◆ Requirement
Pull every line holding the string "aprovou" from the records below.

======

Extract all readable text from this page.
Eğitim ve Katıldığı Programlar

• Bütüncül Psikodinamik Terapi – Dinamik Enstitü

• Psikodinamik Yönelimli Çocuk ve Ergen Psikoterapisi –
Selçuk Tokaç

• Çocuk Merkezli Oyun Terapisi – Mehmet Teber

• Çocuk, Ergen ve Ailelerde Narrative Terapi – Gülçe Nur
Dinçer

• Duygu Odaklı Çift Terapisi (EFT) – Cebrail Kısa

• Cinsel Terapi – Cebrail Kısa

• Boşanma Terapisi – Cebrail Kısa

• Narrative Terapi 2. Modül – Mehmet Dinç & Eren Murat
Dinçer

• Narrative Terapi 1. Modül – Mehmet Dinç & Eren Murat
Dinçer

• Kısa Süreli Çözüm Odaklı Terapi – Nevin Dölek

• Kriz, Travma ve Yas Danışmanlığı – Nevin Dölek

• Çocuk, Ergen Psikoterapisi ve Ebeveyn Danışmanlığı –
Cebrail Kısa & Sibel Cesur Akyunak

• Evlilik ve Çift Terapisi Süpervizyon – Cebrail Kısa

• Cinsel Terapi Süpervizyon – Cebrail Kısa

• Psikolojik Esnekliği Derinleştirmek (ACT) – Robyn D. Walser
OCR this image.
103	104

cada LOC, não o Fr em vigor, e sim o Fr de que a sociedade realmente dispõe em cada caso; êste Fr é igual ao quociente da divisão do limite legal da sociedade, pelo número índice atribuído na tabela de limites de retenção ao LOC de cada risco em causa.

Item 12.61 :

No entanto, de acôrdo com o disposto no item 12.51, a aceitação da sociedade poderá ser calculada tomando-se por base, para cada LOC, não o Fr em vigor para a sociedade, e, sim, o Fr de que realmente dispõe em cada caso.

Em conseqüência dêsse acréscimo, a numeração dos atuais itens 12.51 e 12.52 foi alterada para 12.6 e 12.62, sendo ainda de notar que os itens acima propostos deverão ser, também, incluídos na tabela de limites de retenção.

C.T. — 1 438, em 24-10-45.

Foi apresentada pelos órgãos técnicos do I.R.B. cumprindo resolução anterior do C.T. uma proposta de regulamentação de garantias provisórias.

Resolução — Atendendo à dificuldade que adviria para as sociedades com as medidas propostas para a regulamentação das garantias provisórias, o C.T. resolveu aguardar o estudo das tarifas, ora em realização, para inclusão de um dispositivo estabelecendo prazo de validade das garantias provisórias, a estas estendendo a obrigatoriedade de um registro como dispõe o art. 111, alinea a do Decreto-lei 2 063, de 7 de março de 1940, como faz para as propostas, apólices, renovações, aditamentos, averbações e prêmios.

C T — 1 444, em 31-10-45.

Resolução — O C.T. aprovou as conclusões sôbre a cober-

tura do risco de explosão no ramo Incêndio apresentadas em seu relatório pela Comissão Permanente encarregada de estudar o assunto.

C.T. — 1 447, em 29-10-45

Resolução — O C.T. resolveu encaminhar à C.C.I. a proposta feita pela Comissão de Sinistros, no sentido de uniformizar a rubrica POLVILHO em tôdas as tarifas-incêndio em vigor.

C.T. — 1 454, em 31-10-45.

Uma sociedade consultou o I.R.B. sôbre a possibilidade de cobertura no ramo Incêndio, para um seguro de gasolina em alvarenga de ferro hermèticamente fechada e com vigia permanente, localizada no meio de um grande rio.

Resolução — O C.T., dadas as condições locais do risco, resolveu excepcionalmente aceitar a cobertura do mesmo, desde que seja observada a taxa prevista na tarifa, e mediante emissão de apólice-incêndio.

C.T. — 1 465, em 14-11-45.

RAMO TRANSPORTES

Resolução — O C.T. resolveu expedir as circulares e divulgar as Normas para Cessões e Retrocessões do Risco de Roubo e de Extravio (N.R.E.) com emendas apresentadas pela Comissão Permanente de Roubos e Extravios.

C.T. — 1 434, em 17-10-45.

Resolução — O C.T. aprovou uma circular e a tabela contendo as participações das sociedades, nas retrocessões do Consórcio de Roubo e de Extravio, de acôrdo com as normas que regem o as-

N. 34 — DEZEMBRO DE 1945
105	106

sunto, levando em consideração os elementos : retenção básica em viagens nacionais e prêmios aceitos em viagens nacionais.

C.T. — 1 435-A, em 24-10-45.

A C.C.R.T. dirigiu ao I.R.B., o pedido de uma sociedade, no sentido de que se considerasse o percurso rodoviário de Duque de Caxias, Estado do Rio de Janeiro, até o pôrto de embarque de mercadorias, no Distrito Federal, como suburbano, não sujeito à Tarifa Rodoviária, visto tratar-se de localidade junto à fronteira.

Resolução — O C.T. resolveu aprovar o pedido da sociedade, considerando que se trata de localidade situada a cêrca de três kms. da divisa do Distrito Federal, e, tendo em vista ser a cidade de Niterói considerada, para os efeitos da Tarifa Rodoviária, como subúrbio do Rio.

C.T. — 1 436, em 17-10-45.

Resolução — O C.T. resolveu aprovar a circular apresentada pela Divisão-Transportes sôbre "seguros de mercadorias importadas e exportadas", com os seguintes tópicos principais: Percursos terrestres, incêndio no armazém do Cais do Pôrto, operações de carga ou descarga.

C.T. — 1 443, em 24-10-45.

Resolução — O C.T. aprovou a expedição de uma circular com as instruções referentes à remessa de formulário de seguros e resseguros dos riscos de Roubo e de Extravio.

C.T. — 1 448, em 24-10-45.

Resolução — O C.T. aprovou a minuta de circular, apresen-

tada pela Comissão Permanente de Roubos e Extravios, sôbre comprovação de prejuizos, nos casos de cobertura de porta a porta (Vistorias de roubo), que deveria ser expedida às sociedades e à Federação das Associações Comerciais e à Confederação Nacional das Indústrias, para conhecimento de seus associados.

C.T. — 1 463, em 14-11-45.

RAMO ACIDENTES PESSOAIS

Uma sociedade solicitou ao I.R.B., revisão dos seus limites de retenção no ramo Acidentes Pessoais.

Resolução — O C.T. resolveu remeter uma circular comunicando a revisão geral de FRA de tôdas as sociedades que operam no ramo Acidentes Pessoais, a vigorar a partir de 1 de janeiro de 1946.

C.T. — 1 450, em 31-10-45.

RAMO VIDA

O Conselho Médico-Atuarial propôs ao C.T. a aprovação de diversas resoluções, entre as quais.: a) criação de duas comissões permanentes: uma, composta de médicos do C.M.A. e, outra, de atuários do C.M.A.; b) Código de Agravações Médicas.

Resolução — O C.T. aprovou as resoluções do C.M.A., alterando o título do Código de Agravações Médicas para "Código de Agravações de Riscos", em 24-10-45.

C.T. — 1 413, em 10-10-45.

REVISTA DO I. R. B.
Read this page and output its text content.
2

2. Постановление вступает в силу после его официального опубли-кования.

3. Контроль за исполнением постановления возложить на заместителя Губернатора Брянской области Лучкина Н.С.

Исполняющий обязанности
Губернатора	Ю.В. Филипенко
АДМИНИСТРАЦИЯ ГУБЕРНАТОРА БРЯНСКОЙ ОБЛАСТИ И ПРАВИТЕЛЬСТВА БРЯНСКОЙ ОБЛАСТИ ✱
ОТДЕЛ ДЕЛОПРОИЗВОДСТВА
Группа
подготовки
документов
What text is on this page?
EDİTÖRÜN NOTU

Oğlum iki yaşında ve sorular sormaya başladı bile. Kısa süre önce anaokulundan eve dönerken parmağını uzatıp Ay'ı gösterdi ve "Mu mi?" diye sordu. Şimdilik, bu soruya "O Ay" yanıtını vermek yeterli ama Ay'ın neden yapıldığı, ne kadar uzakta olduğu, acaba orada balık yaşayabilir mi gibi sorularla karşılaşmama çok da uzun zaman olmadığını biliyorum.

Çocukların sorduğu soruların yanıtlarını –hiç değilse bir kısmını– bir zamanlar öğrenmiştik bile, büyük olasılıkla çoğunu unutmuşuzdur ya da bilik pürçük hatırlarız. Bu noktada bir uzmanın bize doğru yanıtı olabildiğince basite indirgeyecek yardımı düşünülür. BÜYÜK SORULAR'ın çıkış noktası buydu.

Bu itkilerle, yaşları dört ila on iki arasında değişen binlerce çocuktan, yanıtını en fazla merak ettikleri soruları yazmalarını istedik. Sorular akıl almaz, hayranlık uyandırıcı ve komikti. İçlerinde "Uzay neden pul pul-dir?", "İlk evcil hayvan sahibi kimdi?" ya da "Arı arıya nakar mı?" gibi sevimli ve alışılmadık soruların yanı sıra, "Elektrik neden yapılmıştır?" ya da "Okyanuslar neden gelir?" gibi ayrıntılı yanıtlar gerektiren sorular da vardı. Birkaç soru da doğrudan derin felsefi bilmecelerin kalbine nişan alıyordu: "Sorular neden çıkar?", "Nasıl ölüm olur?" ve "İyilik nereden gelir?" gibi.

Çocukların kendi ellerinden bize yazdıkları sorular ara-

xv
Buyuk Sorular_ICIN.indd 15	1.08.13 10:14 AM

======

◆ Correct answer
Resolução — O C.T. aprovou as conclusões sôbre a cober-
Resolução — O C.T. aprovou uma circular e a tabela contendo as participações das sociedades, nas retrocessões do Consórcio de Roubo e de Extravio, de acôrdo com as normas que regem o as-
Resolução — O C.T. aprovou a expedição de uma circular com as instruções referentes à remessa de formulário de seguros e resseguros dos riscos de Roubo e de Extravio.
Resolução — O C.T. aprovou a minuta de circular, apresen-
Resolução — O C.T. aprovou as resoluções do C.M.A., alterando o título do Código de Agravações Médicas para "Código de Agravações de Riscos", em 24-10-45.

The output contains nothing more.